**Goal**: Make an exact copy of the entries below.

**Provided data**:
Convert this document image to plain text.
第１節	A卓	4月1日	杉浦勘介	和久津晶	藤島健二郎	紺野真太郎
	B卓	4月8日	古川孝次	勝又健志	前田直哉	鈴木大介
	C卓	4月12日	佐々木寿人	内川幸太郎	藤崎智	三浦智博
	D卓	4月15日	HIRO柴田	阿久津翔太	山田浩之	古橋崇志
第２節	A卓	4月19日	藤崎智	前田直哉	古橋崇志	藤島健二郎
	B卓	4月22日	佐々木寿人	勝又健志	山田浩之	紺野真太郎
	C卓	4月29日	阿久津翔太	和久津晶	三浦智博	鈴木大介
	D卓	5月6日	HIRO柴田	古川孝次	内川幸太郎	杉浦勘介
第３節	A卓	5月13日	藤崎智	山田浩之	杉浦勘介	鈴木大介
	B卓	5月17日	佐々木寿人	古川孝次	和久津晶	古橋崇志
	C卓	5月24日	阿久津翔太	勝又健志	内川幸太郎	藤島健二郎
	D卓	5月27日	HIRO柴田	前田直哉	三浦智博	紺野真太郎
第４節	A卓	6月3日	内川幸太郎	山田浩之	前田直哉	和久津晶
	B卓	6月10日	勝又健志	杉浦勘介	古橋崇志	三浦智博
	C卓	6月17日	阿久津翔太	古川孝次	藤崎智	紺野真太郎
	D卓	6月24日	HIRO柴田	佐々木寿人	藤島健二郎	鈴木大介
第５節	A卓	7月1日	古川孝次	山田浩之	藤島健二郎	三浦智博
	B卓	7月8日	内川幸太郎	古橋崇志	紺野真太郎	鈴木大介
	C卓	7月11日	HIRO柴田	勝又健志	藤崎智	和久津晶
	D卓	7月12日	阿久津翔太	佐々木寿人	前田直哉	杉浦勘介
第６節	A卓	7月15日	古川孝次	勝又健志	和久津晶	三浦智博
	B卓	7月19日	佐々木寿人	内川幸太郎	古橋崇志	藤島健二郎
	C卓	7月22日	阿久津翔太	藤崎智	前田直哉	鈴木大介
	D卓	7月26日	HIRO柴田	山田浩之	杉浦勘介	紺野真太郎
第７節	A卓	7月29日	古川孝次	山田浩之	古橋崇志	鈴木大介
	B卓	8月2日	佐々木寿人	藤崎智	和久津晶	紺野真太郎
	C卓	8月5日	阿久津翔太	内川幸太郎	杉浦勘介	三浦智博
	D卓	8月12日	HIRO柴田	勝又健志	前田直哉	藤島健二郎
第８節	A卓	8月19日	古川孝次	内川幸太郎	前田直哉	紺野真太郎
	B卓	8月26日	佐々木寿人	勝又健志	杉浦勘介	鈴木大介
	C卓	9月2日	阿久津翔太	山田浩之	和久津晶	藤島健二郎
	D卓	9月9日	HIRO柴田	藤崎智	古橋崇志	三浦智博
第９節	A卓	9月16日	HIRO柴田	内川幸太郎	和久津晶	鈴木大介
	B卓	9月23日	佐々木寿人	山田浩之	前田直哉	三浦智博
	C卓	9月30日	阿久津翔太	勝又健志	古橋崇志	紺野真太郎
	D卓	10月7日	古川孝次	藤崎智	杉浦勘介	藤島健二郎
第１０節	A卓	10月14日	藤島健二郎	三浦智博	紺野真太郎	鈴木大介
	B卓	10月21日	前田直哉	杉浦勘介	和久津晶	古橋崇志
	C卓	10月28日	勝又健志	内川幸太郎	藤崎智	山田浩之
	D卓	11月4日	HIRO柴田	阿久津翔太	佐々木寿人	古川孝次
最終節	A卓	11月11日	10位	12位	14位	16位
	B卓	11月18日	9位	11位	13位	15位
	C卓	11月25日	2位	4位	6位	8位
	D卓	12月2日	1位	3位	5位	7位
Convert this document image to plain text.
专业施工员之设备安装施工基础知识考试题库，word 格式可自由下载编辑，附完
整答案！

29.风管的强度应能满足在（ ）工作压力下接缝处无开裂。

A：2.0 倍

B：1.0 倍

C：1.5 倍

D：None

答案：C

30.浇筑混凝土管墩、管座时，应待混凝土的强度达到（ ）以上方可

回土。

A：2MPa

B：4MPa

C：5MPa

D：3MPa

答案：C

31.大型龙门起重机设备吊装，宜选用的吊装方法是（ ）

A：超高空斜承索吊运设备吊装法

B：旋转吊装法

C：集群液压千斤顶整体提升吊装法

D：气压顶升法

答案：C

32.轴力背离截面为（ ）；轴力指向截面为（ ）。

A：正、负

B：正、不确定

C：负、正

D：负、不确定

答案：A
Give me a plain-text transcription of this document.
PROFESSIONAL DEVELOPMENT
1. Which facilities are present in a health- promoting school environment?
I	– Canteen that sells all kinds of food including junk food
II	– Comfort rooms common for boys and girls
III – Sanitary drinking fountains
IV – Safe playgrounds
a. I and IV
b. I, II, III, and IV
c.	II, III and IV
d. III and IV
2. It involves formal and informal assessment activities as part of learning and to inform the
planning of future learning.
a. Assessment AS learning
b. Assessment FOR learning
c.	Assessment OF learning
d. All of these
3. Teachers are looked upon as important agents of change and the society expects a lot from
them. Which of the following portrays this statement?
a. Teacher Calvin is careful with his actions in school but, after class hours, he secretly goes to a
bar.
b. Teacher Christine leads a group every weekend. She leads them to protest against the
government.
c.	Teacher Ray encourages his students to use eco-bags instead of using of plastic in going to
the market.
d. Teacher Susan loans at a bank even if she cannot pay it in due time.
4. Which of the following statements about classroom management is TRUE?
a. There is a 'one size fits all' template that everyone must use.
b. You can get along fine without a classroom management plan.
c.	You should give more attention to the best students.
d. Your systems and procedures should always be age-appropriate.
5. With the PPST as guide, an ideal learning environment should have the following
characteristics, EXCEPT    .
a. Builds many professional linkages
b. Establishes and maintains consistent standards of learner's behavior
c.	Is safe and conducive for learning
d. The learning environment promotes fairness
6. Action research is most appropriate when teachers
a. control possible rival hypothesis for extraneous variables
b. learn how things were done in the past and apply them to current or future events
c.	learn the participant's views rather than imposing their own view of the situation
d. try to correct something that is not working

**Right answer**:
Convert this document image to plain text.
第１節	A卓	4月1日	杉浦勘介	和久津晶	藤島健二郎	紺野真太郎
	B卓	4月8日	古川孝次	勝又健志	前田直哉	鈴木大介
	C卓	4月12日	佐々木寿人	内川幸太郎	藤崎智	三浦智博
	D卓	4月15日	HIRO柴田	阿久津翔太	山田浩之	古橋崇志
第２節	A卓	4月19日	藤崎智	前田直哉	古橋崇志	藤島健二郎
	B卓	4月22日	佐々木寿人	勝又健志	山田浩之	紺野真太郎
	C卓	4月29日	阿久津翔太	和久津晶	三浦智博	鈴木大介
	D卓	5月6日	HIRO柴田	古川孝次	内川幸太郎	杉浦勘介
第３節	A卓	5月13日	藤崎智	山田浩之	杉浦勘介	鈴木大介
	B卓	5月17日	佐々木寿人	古川孝次	和久津晶	古橋崇志
	C卓	5月24日	阿久津翔太	勝又健志	内川幸太郎	藤島健二郎
	D卓	5月27日	HIRO柴田	前田直哉	三浦智博	紺野真太郎
第４節	A卓	6月3日	内川幸太郎	山田浩之	前田直哉	和久津晶
	B卓	6月10日	勝又健志	杉浦勘介	古橋崇志	三浦智博
	C卓	6月17日	阿久津翔太	古川孝次	藤崎智	紺野真太郎
	D卓	6月24日	HIRO柴田	佐々木寿人	藤島健二郎	鈴木大介
第５節	A卓	7月1日	古川孝次	山田浩之	藤島健二郎	三浦智博
	B卓	7月8日	内川幸太郎	古橋崇志	紺野真太郎	鈴木大介
	C卓	7月11日	HIRO柴田	勝又健志	藤崎智	和久津晶
	D卓	7月12日	阿久津翔太	佐々木寿人	前田直哉	杉浦勘介
第６節	A卓	7月15日	古川孝次	勝又健志	和久津晶	三浦智博
	B卓	7月19日	佐々木寿人	内川幸太郎	古橋崇志	藤島健二郎
	C卓	7月22日	阿久津翔太	藤崎智	前田直哉	鈴木大介
	D卓	7月26日	HIRO柴田	山田浩之	杉浦勘介	紺野真太郎
第７節	A卓	7月29日	古川孝次	山田浩之	古橋崇志	鈴木大介
	B卓	8月2日	佐々木寿人	藤崎智	和久津晶	紺野真太郎
	C卓	8月5日	阿久津翔太	内川幸太郎	杉浦勘介	三浦智博
	D卓	8月12日	HIRO柴田	勝又健志	前田直哉	藤島健二郎
第８節	A卓	8月19日	古川孝次	内川幸太郎	前田直哉	紺野真太郎
	B卓	8月26日	佐々木寿人	勝又健志	杉浦勘介	鈴木大介
	C卓	9月2日	阿久津翔太	山田浩之	和久津晶	藤島健二郎
	D卓	9月9日	HIRO柴田	藤崎智	古橋崇志	三浦智博
第９節	A卓	9月16日	HIRO柴田	内川幸太郎	和久津晶	鈴木大介
	B卓	9月23日	佐々木寿人	山田浩之	前田直哉	三浦智博
	C卓	9月30日	阿久津翔太	勝又健志	古橋崇志	紺野真太郎
	D卓	10月7日	古川孝次	藤崎智	杉浦勘介	藤島健二郎
第１０節	A卓	10月14日	藤島健二郎	三浦智博	紺野真太郎	鈴木大介
	B卓	10月21日	前田直哉	杉浦勘介	和久津晶	古橋崇志
	C卓	10月28日	勝又健志	内川幸太郎	藤崎智	山田浩之
	D卓	11月4日	HIRO柴田	阿久津翔太	佐々木寿人	古川孝次
最終節	A卓	11月11日	10位	12位	14位	16位
	B卓	11月18日	9位	11位	13位	15位
	C卓	11月25日	2位	4位	6位	8位
	D卓	12月2日	1位	3位	5位	7位
Convert this document image to plain text.
专业施工员之设备安装施工基础知识考试题库，word 格式可自由下载编辑，附完
整答案！

29.风管的强度应能满足在（ ）工作压力下接缝处无开裂。

A：2.0 倍

B：1.0 倍

C：1.5 倍

D：None

答案：C

30.浇筑混凝土管墩、管座时，应待混凝土的强度达到（ ）以上方可

回土。

A：2MPa

B：4MPa

C：5MPa

D：3MPa

答案：C

31.大型龙门起重机设备吊装，宜选用的吊装方法是（ ）

A：超高空斜承索吊运设备吊装法

B：旋转吊装法

C：集群液压千斤顶整体提升吊装法

D：气压顶升法

答案：C

32.轴力背离截面为（ ）；轴力指向截面为（ ）。

A：正、负

B：正、不确定

C：负、正

D：负、不确定

答案：A
Give me a plain-text transcription of this document.
PROFESSIONAL DEVELOPMENT
1. Which facilities are present in a health- promoting school environment?
I	– Canteen that sells all kinds of food including junk food
II	– Comfort rooms common for boys and girls
III – Sanitary drinking fountains
IV – Safe playgrounds
a. I and IV
b. I, II, III, and IV
c.	II, III and IV
d. III and IV
2. It involves formal and informal assessment activities as part of learning and to inform the
planning of future learning.
a. Assessment AS learning
b. Assessment FOR learning
c.	Assessment OF learning
d. All of these
3. Teachers are looked upon as important agents of change and the society expects a lot from
them. Which of the following portrays this statement?
a. Teacher Calvin is careful with his actions in school but, after class hours, he secretly goes to a
bar.
b. Teacher Christine leads a group every weekend. She leads them to protest against the
government.
c.	Teacher Ray encourages his students to use eco-bags instead of using of plastic in going to
the market.
d. Teacher Susan loans at a bank even if she cannot pay it in due time.
4. Which of the following statements about classroom management is TRUE?
a. There is a 'one size fits all' template that everyone must use.
b. You can get along fine without a classroom management plan.
c.	You should give more attention to the best students.
d. Your systems and procedures should always be age-appropriate.
5. With the PPST as guide, an ideal learning environment should have the following
characteristics, EXCEPT    .
a. Builds many professional linkages
b. Establishes and maintains consistent standards of learner's behavior
c.	Is safe and conducive for learning
d. The learning environment promotes fairness
6. Action research is most appropriate when teachers
a. control possible rival hypothesis for extraneous variables
b. learn how things were done in the past and apply them to current or future events
c.	learn the participant's views rather than imposing their own view of the situation
d. try to correct something that is not working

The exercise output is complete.